• [YOUR INSTRUCTIONS]
Please print the full listing exactly.

• [DATASET ENTRIES]
'''
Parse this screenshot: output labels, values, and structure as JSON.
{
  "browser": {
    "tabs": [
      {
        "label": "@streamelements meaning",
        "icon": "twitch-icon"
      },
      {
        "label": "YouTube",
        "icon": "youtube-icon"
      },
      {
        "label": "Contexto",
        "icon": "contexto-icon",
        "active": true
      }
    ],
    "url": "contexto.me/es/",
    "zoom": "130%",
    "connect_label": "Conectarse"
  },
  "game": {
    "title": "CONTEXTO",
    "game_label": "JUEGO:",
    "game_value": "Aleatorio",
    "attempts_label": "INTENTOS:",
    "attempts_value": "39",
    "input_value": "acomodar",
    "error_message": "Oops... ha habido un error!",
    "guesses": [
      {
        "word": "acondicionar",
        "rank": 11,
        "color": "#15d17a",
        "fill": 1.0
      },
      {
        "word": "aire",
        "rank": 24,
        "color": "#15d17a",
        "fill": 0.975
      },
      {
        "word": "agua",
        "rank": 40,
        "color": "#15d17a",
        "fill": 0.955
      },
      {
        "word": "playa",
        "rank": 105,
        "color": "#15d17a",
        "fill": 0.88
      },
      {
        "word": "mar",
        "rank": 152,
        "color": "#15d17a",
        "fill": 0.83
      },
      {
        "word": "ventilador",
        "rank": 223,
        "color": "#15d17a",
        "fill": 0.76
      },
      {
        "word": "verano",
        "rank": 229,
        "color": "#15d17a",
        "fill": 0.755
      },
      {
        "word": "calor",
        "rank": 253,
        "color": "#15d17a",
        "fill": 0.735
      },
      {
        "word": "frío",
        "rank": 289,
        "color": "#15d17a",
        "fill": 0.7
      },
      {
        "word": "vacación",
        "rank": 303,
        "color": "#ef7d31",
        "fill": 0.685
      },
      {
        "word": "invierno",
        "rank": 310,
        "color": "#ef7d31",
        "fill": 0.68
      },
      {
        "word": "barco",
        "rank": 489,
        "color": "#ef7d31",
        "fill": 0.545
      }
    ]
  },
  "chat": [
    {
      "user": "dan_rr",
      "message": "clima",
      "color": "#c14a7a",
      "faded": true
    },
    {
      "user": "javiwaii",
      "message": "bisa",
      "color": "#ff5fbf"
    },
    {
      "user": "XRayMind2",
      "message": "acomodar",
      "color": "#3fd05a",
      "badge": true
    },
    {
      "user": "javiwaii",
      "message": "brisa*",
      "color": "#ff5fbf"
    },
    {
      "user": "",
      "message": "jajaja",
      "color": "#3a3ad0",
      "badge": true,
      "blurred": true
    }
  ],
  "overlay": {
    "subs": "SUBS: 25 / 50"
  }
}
'''
• [TASK RESPONSE]
Parse this screenshot: output labels, values, and structure as JSON.
{
  "browser": {
    "tabs": [
      {
        "label": "@streamelements meaning",
        "icon": "twitch-icon"
      },
      {
        "label": "YouTube",
        "icon": "youtube-icon"
      },
      {
        "label": "Contexto",
        "icon": "contexto-icon",
        "active": true
      }
    ],
    "url": "contexto.me/es/",
    "zoom": "130%",
    "connect_label": "Conectarse"
  },
  "game": {
    "title": "CONTEXTO",
    "game_label": "JUEGO:",
    "game_value": "Aleatorio",
    "attempts_label": "INTENTOS:",
    "attempts_value": "39",
    "input_value": "acomodar",
    "error_message": "Oops... ha habido un error!",
    "guesses": [
      {
        "word": "acondicionar",
        "rank": 11,
        "color": "#15d17a",
        "fill": 1.0
      },
      {
        "word": "aire",
        "rank": 24,
        "color": "#15d17a",
        "fill": 0.975
      },
      {
        "word": "agua",
        "rank": 40,
        "color": "#15d17a",
        "fill": 0.955
      },
      {
        "word": "playa",
        "rank": 105,
        "color": "#15d17a",
        "fill": 0.88
      },
      {
        "word": "mar",
        "rank": 152,
        "color": "#15d17a",
        "fill": 0.83
      },
      {
        "word": "ventilador",
        "rank": 223,
        "color": "#15d17a",
        "fill": 0.76
      },
      {
        "word": "verano",
        "rank": 229,
        "color": "#15d17a",
        "fill": 0.755
      },
      {
        "word": "calor",
        "rank": 253,
        "color": "#15d17a",
        "fill": 0.735
      },
      {
        "word": "frío",
        "rank": 289,
        "color": "#15d17a",
        "fill": 0.7
      },
      {
        "word": "vacación",
        "rank": 303,
        "color": "#ef7d31",
        "fill": 0.685
      },
      {
        "word": "invierno",
        "rank": 310,
        "color": "#ef7d31",
        "fill": 0.68
      },
      {
        "word": "barco",
        "rank": 489,
        "color": "#ef7d31",
        "fill": 0.545
      }
    ]
  },
  "chat": [
    {
      "user": "dan_rr",
      "message": "clima",
      "color": "#c14a7a",
      "faded": true
    },
    {
      "user": "javiwaii",
      "message": "bisa",
      "color": "#ff5fbf"
    },
    {
      "user": "XRayMind2",
      "message": "acomodar",
      "color": "#3fd05a",
      "badge": true
    },
    {
      "user": "javiwaii",
      "message": "brisa*",
      "color": "#ff5fbf"
    },
    {
      "user": "",
      "message": "jajaja",
      "color": "#3a3ad0",
      "badge": true,
      "blurred": true
    }
  ],
  "overlay": {
    "subs": "SUBS: 25 / 50"
  }
}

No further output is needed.